====== Extracted material ======

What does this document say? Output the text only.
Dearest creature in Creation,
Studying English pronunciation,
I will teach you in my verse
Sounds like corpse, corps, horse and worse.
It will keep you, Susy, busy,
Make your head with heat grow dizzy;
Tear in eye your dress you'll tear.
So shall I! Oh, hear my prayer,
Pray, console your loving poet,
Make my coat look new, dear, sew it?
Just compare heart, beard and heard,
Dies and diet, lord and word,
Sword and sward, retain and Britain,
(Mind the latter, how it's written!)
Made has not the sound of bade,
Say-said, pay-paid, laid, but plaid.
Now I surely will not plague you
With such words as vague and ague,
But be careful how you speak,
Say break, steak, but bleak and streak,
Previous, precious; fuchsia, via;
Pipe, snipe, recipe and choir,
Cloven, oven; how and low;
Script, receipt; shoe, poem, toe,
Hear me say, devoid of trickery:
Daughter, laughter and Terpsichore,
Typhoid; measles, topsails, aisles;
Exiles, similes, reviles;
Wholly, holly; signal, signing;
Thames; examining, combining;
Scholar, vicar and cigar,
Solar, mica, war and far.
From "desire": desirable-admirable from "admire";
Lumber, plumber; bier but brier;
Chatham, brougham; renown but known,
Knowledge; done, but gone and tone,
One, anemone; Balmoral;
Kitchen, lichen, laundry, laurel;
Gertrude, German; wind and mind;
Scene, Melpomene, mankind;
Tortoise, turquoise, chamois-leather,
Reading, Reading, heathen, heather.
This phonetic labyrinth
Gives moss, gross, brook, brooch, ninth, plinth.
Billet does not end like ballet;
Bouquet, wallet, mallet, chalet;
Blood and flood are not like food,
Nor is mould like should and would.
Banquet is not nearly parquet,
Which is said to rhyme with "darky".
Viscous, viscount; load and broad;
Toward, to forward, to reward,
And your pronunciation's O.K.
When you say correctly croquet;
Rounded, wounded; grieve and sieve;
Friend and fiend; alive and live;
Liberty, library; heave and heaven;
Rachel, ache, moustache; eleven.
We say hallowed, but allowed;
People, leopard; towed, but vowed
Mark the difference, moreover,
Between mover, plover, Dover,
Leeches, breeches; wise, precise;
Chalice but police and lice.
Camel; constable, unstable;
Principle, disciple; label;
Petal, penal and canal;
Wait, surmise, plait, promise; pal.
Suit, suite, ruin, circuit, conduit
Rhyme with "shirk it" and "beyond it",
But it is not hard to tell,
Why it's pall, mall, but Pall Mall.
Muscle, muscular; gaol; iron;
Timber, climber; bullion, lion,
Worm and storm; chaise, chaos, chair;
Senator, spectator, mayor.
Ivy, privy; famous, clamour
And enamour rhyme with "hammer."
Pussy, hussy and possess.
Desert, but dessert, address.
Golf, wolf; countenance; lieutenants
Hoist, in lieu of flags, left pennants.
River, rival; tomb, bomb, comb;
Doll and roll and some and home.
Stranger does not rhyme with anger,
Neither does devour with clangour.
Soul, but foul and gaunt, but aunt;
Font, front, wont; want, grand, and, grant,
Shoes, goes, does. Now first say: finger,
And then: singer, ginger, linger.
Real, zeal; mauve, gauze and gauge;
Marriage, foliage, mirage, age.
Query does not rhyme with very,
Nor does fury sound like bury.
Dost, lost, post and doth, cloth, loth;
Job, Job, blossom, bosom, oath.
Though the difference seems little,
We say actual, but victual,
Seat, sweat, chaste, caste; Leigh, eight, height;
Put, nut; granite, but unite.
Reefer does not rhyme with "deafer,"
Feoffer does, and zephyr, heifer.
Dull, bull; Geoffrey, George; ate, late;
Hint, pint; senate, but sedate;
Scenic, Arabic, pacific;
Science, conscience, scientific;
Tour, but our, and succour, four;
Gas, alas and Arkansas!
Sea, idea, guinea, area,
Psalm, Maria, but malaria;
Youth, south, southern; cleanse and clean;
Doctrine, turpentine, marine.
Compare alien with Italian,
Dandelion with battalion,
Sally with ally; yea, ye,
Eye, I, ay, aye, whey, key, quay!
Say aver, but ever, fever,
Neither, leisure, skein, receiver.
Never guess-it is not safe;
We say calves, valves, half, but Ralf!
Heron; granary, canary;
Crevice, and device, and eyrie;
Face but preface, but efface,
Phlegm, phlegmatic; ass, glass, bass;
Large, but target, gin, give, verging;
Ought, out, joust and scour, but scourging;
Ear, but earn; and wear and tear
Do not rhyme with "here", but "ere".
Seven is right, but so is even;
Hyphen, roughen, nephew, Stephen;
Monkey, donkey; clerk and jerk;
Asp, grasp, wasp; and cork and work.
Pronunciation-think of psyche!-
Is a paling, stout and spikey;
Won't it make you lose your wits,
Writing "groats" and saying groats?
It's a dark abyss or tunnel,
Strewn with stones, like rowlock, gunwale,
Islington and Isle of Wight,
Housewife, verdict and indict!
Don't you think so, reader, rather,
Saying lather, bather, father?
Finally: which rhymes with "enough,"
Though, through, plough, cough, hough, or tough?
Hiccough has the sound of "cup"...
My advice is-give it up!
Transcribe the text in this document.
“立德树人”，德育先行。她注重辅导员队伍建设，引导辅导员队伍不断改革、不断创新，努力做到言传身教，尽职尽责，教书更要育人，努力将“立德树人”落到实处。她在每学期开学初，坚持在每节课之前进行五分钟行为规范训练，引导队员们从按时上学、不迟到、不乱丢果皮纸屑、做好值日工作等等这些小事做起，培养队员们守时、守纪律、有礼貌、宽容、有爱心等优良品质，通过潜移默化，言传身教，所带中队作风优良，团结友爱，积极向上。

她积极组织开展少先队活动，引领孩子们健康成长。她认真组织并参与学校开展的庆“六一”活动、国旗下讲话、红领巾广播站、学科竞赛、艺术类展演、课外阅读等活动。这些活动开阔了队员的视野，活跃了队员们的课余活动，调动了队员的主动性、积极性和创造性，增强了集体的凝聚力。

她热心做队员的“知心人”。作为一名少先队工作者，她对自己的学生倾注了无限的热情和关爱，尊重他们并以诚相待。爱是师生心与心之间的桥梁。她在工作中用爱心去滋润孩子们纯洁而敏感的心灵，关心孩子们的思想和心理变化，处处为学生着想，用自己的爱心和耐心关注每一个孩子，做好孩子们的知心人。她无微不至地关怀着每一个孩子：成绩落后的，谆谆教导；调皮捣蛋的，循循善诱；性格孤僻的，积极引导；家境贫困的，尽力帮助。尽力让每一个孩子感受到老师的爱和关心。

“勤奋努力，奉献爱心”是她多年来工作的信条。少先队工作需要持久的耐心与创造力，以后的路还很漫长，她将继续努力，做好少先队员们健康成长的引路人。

======

Problem description:
Extract the full listing above without altering anything.

Result of this exercise:
What does this document say? Output the text only.
Dearest creature in Creation,
Studying English pronunciation,
I will teach you in my verse
Sounds like corpse, corps, horse and worse.
It will keep you, Susy, busy,
Make your head with heat grow dizzy;
Tear in eye your dress you'll tear.
So shall I! Oh, hear my prayer,
Pray, console your loving poet,
Make my coat look new, dear, sew it?
Just compare heart, beard and heard,
Dies and diet, lord and word,
Sword and sward, retain and Britain,
(Mind the latter, how it's written!)
Made has not the sound of bade,
Say-said, pay-paid, laid, but plaid.
Now I surely will not plague you
With such words as vague and ague,
But be careful how you speak,
Say break, steak, but bleak and streak,
Previous, precious; fuchsia, via;
Pipe, snipe, recipe and choir,
Cloven, oven; how and low;
Script, receipt; shoe, poem, toe,
Hear me say, devoid of trickery:
Daughter, laughter and Terpsichore,
Typhoid; measles, topsails, aisles;
Exiles, similes, reviles;
Wholly, holly; signal, signing;
Thames; examining, combining;
Scholar, vicar and cigar,
Solar, mica, war and far.
From "desire": desirable-admirable from "admire";
Lumber, plumber; bier but brier;
Chatham, brougham; renown but known,
Knowledge; done, but gone and tone,
One, anemone; Balmoral;
Kitchen, lichen, laundry, laurel;
Gertrude, German; wind and mind;
Scene, Melpomene, mankind;
Tortoise, turquoise, chamois-leather,
Reading, Reading, heathen, heather.
This phonetic labyrinth
Gives moss, gross, brook, brooch, ninth, plinth.
Billet does not end like ballet;
Bouquet, wallet, mallet, chalet;
Blood and flood are not like food,
Nor is mould like should and would.
Banquet is not nearly parquet,
Which is said to rhyme with "darky".
Viscous, viscount; load and broad;
Toward, to forward, to reward,
And your pronunciation's O.K.
When you say correctly croquet;
Rounded, wounded; grieve and sieve;
Friend and fiend; alive and live;
Liberty, library; heave and heaven;
Rachel, ache, moustache; eleven.
We say hallowed, but allowed;
People, leopard; towed, but vowed
Mark the difference, moreover,
Between mover, plover, Dover,
Leeches, breeches; wise, precise;
Chalice but police and lice.
Camel; constable, unstable;
Principle, disciple; label;
Petal, penal and canal;
Wait, surmise, plait, promise; pal.
Suit, suite, ruin, circuit, conduit
Rhyme with "shirk it" and "beyond it",
But it is not hard to tell,
Why it's pall, mall, but Pall Mall.
Muscle, muscular; gaol; iron;
Timber, climber; bullion, lion,
Worm and storm; chaise, chaos, chair;
Senator, spectator, mayor.
Ivy, privy; famous, clamour
And enamour rhyme with "hammer."
Pussy, hussy and possess.
Desert, but dessert, address.
Golf, wolf; countenance; lieutenants
Hoist, in lieu of flags, left pennants.
River, rival; tomb, bomb, comb;
Doll and roll and some and home.
Stranger does not rhyme with anger,
Neither does devour with clangour.
Soul, but foul and gaunt, but aunt;
Font, front, wont; want, grand, and, grant,
Shoes, goes, does. Now first say: finger,
And then: singer, ginger, linger.
Real, zeal; mauve, gauze and gauge;
Marriage, foliage, mirage, age.
Query does not rhyme with very,
Nor does fury sound like bury.
Dost, lost, post and doth, cloth, loth;
Job, Job, blossom, bosom, oath.
Though the difference seems little,
We say actual, but victual,
Seat, sweat, chaste, caste; Leigh, eight, height;
Put, nut; granite, but unite.
Reefer does not rhyme with "deafer,"
Feoffer does, and zephyr, heifer.
Dull, bull; Geoffrey, George; ate, late;
Hint, pint; senate, but sedate;
Scenic, Arabic, pacific;
Science, conscience, scientific;
Tour, but our, and succour, four;
Gas, alas and Arkansas!
Sea, idea, guinea, area,
Psalm, Maria, but malaria;
Youth, south, southern; cleanse and clean;
Doctrine, turpentine, marine.
Compare alien with Italian,
Dandelion with battalion,
Sally with ally; yea, ye,
Eye, I, ay, aye, whey, key, quay!
Say aver, but ever, fever,
Neither, leisure, skein, receiver.
Never guess-it is not safe;
We say calves, valves, half, but Ralf!
Heron; granary, canary;
Crevice, and device, and eyrie;
Face but preface, but efface,
Phlegm, phlegmatic; ass, glass, bass;
Large, but target, gin, give, verging;
Ought, out, joust and scour, but scourging;
Ear, but earn; and wear and tear
Do not rhyme with "here", but "ere".
Seven is right, but so is even;
Hyphen, roughen, nephew, Stephen;
Monkey, donkey; clerk and jerk;
Asp, grasp, wasp; and cork and work.
Pronunciation-think of psyche!-
Is a paling, stout and spikey;
Won't it make you lose your wits,
Writing "groats" and saying groats?
It's a dark abyss or tunnel,
Strewn with stones, like rowlock, gunwale,
Islington and Isle of Wight,
Housewife, verdict and indict!
Don't you think so, reader, rather,
Saying lather, bather, father?
Finally: which rhymes with "enough,"
Though, through, plough, cough, hough, or tough?
Hiccough has the sound of "cup"...
My advice is-give it up!
Transcribe the text in this document.
“立德树人”，德育先行。她注重辅导员队伍建设，引导辅导员队伍不断改革、不断创新，努力做到言传身教，尽职尽责，教书更要育人，努力将“立德树人”落到实处。她在每学期开学初，坚持在每节课之前进行五分钟行为规范训练，引导队员们从按时上学、不迟到、不乱丢果皮纸屑、做好值日工作等等这些小事做起，培养队员们守时、守纪律、有礼貌、宽容、有爱心等优良品质，通过潜移默化，言传身教，所带中队作风优良，团结友爱，积极向上。

她积极组织开展少先队活动，引领孩子们健康成长。她认真组织并参与学校开展的庆“六一”活动、国旗下讲话、红领巾广播站、学科竞赛、艺术类展演、课外阅读等活动。这些活动开阔了队员的视野，活跃了队员们的课余活动，调动了队员的主动性、积极性和创造性，增强了集体的凝聚力。

她热心做队员的“知心人”。作为一名少先队工作者，她对自己的学生倾注了无限的热情和关爱，尊重他们并以诚相待。爱是师生心与心之间的桥梁。她在工作中用爱心去滋润孩子们纯洁而敏感的心灵，关心孩子们的思想和心理变化，处处为学生着想，用自己的爱心和耐心关注每一个孩子，做好孩子们的知心人。她无微不至地关怀着每一个孩子：成绩落后的，谆谆教导；调皮捣蛋的，循循善诱；性格孤僻的，积极引导；家境贫困的，尽力帮助。尽力让每一个孩子感受到老师的爱和关心。

“勤奋努力，奉献爱心”是她多年来工作的信条。少先队工作需要持久的耐心与创造力，以后的路还很漫长，她将继续努力，做好少先队员们健康成长的引路人。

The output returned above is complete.